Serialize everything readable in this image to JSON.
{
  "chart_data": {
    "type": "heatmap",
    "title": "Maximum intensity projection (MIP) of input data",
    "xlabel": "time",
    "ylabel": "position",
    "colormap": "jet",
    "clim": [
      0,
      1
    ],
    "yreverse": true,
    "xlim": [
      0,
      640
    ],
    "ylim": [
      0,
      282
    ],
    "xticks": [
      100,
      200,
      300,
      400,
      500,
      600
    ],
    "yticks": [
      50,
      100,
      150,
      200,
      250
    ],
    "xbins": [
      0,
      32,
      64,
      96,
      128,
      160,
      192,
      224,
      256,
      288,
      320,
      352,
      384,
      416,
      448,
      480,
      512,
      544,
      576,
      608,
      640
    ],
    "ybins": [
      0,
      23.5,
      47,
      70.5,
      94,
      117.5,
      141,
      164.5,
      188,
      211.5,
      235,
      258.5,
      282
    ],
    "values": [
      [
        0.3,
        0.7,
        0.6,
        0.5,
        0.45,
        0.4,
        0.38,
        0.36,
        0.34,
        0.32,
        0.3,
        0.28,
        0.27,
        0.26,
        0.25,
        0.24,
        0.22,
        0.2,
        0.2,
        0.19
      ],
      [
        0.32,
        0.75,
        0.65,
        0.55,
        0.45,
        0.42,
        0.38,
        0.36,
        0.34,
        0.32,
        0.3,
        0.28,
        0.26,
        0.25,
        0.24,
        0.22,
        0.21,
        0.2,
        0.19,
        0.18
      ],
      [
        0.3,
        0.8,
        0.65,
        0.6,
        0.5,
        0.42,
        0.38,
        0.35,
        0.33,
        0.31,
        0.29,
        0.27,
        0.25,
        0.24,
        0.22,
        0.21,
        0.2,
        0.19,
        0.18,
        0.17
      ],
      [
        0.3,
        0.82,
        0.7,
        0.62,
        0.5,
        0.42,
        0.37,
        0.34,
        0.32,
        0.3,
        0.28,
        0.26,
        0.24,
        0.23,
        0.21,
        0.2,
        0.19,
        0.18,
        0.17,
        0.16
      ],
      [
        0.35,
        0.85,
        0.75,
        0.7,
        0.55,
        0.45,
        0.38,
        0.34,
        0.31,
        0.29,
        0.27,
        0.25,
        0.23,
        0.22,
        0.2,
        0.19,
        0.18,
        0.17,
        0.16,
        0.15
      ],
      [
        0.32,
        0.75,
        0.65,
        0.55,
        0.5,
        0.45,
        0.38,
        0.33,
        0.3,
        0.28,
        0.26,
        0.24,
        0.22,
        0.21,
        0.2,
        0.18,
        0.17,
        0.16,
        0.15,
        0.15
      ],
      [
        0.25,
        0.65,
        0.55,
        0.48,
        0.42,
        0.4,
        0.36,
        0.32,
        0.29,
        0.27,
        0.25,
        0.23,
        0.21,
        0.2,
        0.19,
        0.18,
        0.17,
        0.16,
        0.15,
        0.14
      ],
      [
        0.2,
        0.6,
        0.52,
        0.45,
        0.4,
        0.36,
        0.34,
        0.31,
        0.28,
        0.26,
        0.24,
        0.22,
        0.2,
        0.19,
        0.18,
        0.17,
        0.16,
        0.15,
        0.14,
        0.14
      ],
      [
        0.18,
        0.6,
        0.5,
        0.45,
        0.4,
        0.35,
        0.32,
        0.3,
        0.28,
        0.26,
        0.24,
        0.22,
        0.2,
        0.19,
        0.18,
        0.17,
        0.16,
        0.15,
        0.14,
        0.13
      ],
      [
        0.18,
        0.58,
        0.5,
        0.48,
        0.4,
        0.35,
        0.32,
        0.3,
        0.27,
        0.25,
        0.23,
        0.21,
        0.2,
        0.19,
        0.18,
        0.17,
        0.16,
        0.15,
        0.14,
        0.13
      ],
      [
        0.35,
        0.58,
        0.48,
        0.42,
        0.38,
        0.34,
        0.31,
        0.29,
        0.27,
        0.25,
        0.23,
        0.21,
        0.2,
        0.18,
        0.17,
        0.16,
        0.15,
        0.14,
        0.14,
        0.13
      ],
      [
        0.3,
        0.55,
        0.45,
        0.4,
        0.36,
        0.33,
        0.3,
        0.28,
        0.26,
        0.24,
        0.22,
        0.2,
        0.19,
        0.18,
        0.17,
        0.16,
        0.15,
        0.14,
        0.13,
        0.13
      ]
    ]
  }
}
——
§ **Requirement**
Each entry above is to be quoted exactly.

§ **Solution**
Serialize everything readable in this image to JSON.
{
  "chart_data": {
    "type": "heatmap",
    "title": "Maximum intensity projection (MIP) of input data",
    "xlabel": "time",
    "ylabel": "position",
    "colormap": "jet",
    "clim": [
      0,
      1
    ],
    "yreverse": true,
    "xlim": [
      0,
      640
    ],
    "ylim": [
      0,
      282
    ],
    "xticks": [
      100,
      200,
      300,
      400,
      500,
      600
    ],
    "yticks": [
      50,
      100,
      150,
      200,
      250
    ],
    "xbins": [
      0,
      32,
      64,
      96,
      128,
      160,
      192,
      224,
      256,
      288,
      320,
      352,
      384,
      416,
      448,
      480,
      512,
      544,
      576,
      608,
      640
    ],
    "ybins": [
      0,
      23.5,
      47,
      70.5,
      94,
      117.5,
      141,
      164.5,
      188,
      211.5,
      235,
      258.5,
      282
    ],
    "values": [
      [
        0.3,
        0.7,
        0.6,
        0.5,
        0.45,
        0.4,
        0.38,
        0.36,
        0.34,
        0.32,
        0.3,
        0.28,
        0.27,
        0.26,
        0.25,
        0.24,
        0.22,
        0.2,
        0.2,
        0.19
      ],
      [
        0.32,
        0.75,
        0.65,
        0.55,
        0.45,
        0.42,
        0.38,
        0.36,
        0.34,
        0.32,
        0.3,
        0.28,
        0.26,
        0.25,
        0.24,
        0.22,
        0.21,
        0.2,
        0.19,
        0.18
      ],
      [
        0.3,
        0.8,
        0.65,
        0.6,
        0.5,
        0.42,
        0.38,
        0.35,
        0.33,
        0.31,
        0.29,
        0.27,
        0.25,
        0.24,
        0.22,
        0.21,
        0.2,
        0.19,
        0.18,
        0.17
      ],
      [
        0.3,
        0.82,
        0.7,
        0.62,
        0.5,
        0.42,
        0.37,
        0.34,
        0.32,
        0.3,
        0.28,
        0.26,
        0.24,
        0.23,
        0.21,
        0.2,
        0.19,
        0.18,
        0.17,
        0.16
      ],
      [
        0.35,
        0.85,
        0.75,
        0.7,
        0.55,
        0.45,
        0.38,
        0.34,
        0.31,
        0.29,
        0.27,
        0.25,
        0.23,
        0.22,
        0.2,
        0.19,
        0.18,
        0.17,
        0.16,
        0.15
      ],
      [
        0.32,
        0.75,
        0.65,
        0.55,
        0.5,
        0.45,
        0.38,
        0.33,
        0.3,
        0.28,
        0.26,
        0.24,
        0.22,
        0.21,
        0.2,
        0.18,
        0.17,
        0.16,
        0.15,
        0.15
      ],
      [
        0.25,
        0.65,
        0.55,
        0.48,
        0.42,
        0.4,
        0.36,
        0.32,
        0.29,
        0.27,
        0.25,
        0.23,
        0.21,
        0.2,
        0.19,
        0.18,
        0.17,
        0.16,
        0.15,
        0.14
      ],
      [
        0.2,
        0.6,
        0.52,
        0.45,
        0.4,
        0.36,
        0.34,
        0.31,
        0.28,
        0.26,
        0.24,
        0.22,
        0.2,
        0.19,
        0.18,
        0.17,
        0.16,
        0.15,
        0.14,
        0.14
      ],
      [
        0.18,
        0.6,
        0.5,
        0.45,
        0.4,
        0.35,
        0.32,
        0.3,
        0.28,
        0.26,
        0.24,
        0.22,
        0.2,
        0.19,
        0.18,
        0.17,
        0.16,
        0.15,
        0.14,
        0.13
      ],
      [
        0.18,
        0.58,
        0.5,
        0.48,
        0.4,
        0.35,
        0.32,
        0.3,
        0.27,
        0.25,
        0.23,
        0.21,
        0.2,
        0.19,
        0.18,
        0.17,
        0.16,
        0.15,
        0.14,
        0.13
      ],
      [
        0.35,
        0.58,
        0.48,
        0.42,
        0.38,
        0.34,
        0.31,
        0.29,
        0.27,
        0.25,
        0.23,
        0.21,
        0.2,
        0.18,
        0.17,
        0.16,
        0.15,
        0.14,
        0.14,
        0.13
      ],
      [
        0.3,
        0.55,
        0.45,
        0.4,
        0.36,
        0.33,
        0.3,
        0.28,
        0.26,
        0.24,
        0.22,
        0.2,
        0.19,
        0.18,
        0.17,
        0.16,
        0.15,
        0.14,
        0.13,
        0.13
      ]
    ]
  }
}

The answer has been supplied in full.